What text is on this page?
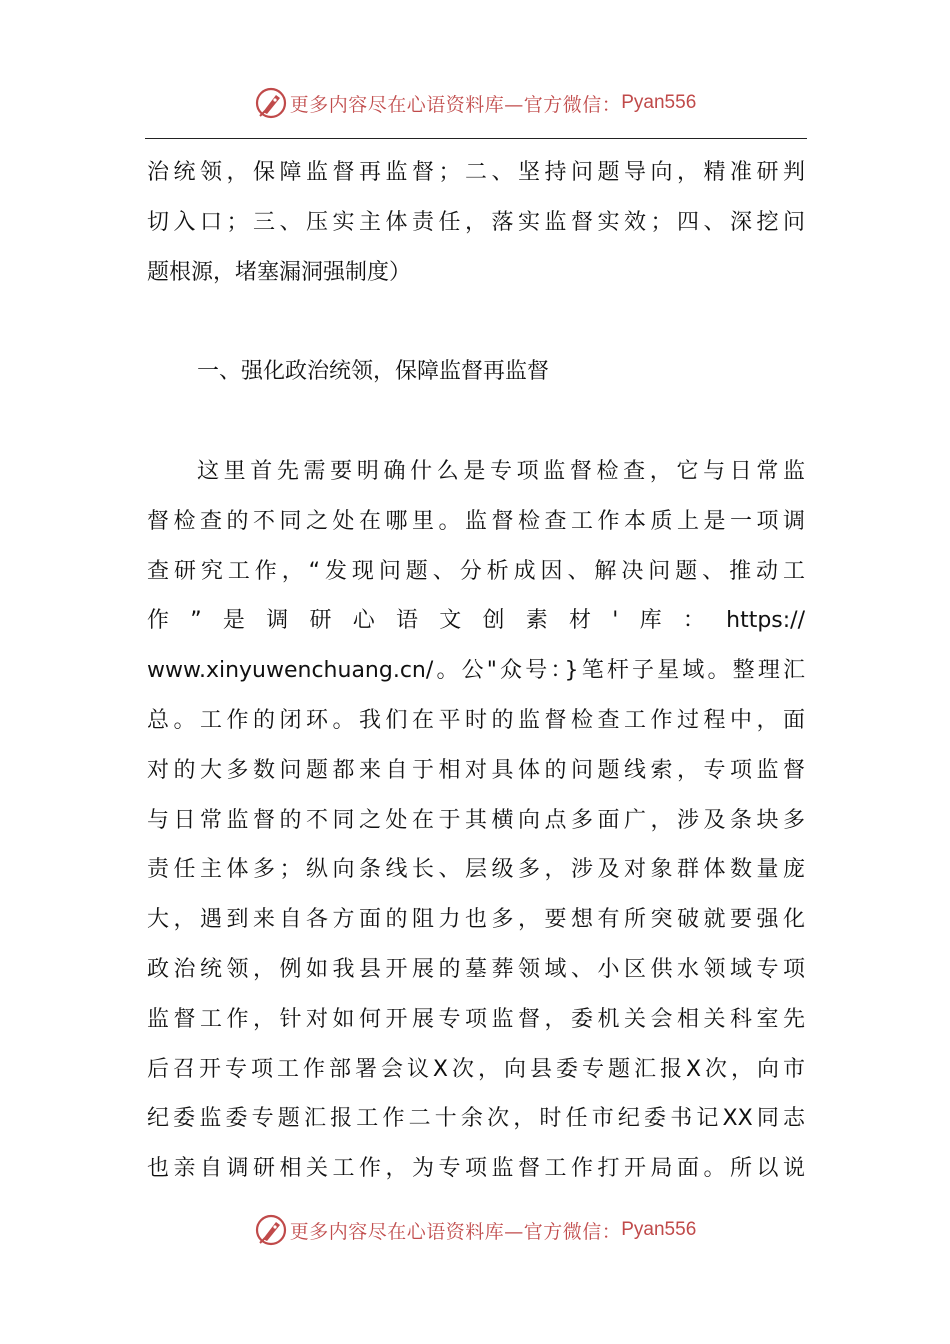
更多内容尽在心语资料库—官方微信： Pyan556
治统领，保障监督再监督；二、坚持问题导向，精准研判
切入口；三、压实主体责任，落实监督实效；四、深挖问
题根源，堵塞漏洞强制度）
一、强化政治统领，保障监督再监督
这里首先需要明确什么是专项监督检查，它与日常监
督检查的不同之处在哪里。监督检查工作本质上是一项调
查研究工作，“发现问题、分析成因、解决问题、推动工
作”是调研心语文创素材'库：https://
www.xinyuwenchuang.cn/。公"众号：}笔杆子星域。整理汇
总。工作的闭环。我们在平时的监督检查工作过程中，面
对的大多数问题都来自于相对具体的问题线索，专项监督
与日常监督的不同之处在于其横向点多面广，涉及条块多
责任主体多；纵向条线长、层级多，涉及对象群体数量庞
大，遇到来自各方面的阻力也多，要想有所突破就要强化
政治统领，例如我县开展的墓葬领域、小区供水领域专项
监督工作，针对如何开展专项监督，委机关会相关科室先
后召开专项工作部署会议X次，向县委专题汇报X次，向市
纪委监委专题汇报工作二十余次，时任市纪委书记XX同志
也亲自调研相关工作，为专项监督工作打开局面。所以说
更多内容尽在心语资料库—官方微信： Pyan556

=======

TASK STATEMENT =>
In the copy, include no pictures; restate the listing above exactly.

TASK RESPONSE =>
What text is on this page?
更多内容尽在心语资料库—官方微信： Pyan556
治统领，保障监督再监督；二、坚持问题导向，精准研判
切入口；三、压实主体责任，落实监督实效；四、深挖问
题根源，堵塞漏洞强制度）
一、强化政治统领，保障监督再监督
这里首先需要明确什么是专项监督检查，它与日常监
督检查的不同之处在哪里。监督检查工作本质上是一项调
查研究工作，“发现问题、分析成因、解决问题、推动工
作”是调研心语文创素材'库：https://
www.xinyuwenchuang.cn/。公"众号：}笔杆子星域。整理汇
总。工作的闭环。我们在平时的监督检查工作过程中，面
对的大多数问题都来自于相对具体的问题线索，专项监督
与日常监督的不同之处在于其横向点多面广，涉及条块多
责任主体多；纵向条线长、层级多，涉及对象群体数量庞
大，遇到来自各方面的阻力也多，要想有所突破就要强化
政治统领，例如我县开展的墓葬领域、小区供水领域专项
监督工作，针对如何开展专项监督，委机关会相关科室先
后召开专项工作部署会议X次，向县委专题汇报X次，向市
纪委监委专题汇报工作二十余次，时任市纪委书记XX同志
也亲自调研相关工作，为专项监督工作打开局面。所以说
更多内容尽在心语资料库—官方微信： Pyan556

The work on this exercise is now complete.